● The task
Report only the number of lines in the records that contain the word "texnik".

[A block of data]
'''
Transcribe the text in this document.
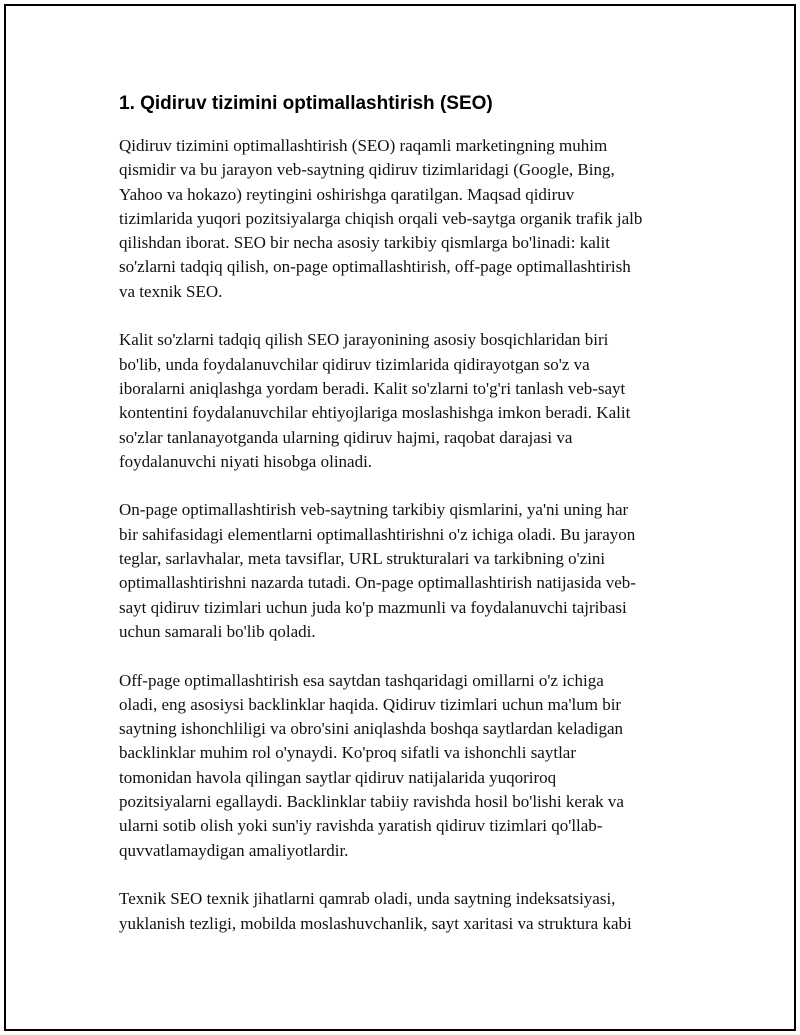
1. Qidiruv tizimini optimallashtirish (SEO)

Qidiruv tizimini optimallashtirish (SEO) raqamli marketingning muhim
qismidir va bu jarayon veb-saytning qidiruv tizimlaridagi (Google, Bing,
Yahoo va hokazo) reytingini oshirishga qaratilgan. Maqsad qidiruv
tizimlarida yuqori pozitsiyalarga chiqish orqali veb-saytga organik trafik jalb
qilishdan iborat. SEO bir necha asosiy tarkibiy qismlarga bo'linadi: kalit
so'zlarni tadqiq qilish, on-page optimallashtirish, off-page optimallashtirish
va texnik SEO.

Kalit so'zlarni tadqiq qilish SEO jarayonining asosiy bosqichlaridan biri
bo'lib, unda foydalanuvchilar qidiruv tizimlarida qidirayotgan so'z va
iboralarni aniqlashga yordam beradi. Kalit so'zlarni to'g'ri tanlash veb-sayt
kontentini foydalanuvchilar ehtiyojlariga moslashishga imkon beradi. Kalit
so'zlar tanlanayotganda ularning qidiruv hajmi, raqobat darajasi va
foydalanuvchi niyati hisobga olinadi.

On-page optimallashtirish veb-saytning tarkibiy qismlarini, ya'ni uning har
bir sahifasidagi elementlarni optimallashtirishni o'z ichiga oladi. Bu jarayon
teglar, sarlavhalar, meta tavsiflar, URL strukturalari va tarkibning o'zini
optimallashtirishni nazarda tutadi. On-page optimallashtirish natijasida veb-
sayt qidiruv tizimlari uchun juda ko'p mazmunli va foydalanuvchi tajribasi
uchun samarali bo'lib qoladi.

Off-page optimallashtirish esa saytdan tashqaridagi omillarni o'z ichiga
oladi, eng asosiysi backlinklar haqida. Qidiruv tizimlari uchun ma'lum bir
saytning ishonchliligi va obro'sini aniqlashda boshqa saytlardan keladigan
backlinklar muhim rol o'ynaydi. Ko'proq sifatli va ishonchli saytlar
tomonidan havola qilingan saytlar qidiruv natijalarida yuqoriroq
pozitsiyalarni egallaydi. Backlinklar tabiiy ravishda hosil bo'lishi kerak va
ularni sotib olish yoki sun'iy ravishda yaratish qidiruv tizimlari qo'llab-
quvvatlamaydigan amaliyotlardir.

Texnik SEO texnik jihatlarni qamrab oladi, unda saytning indeksatsiyasi,
yuklanish tezligi, mobilda moslashuvchanlik, sayt xaritasi va struktura kabi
'''
● Response for this exercise
2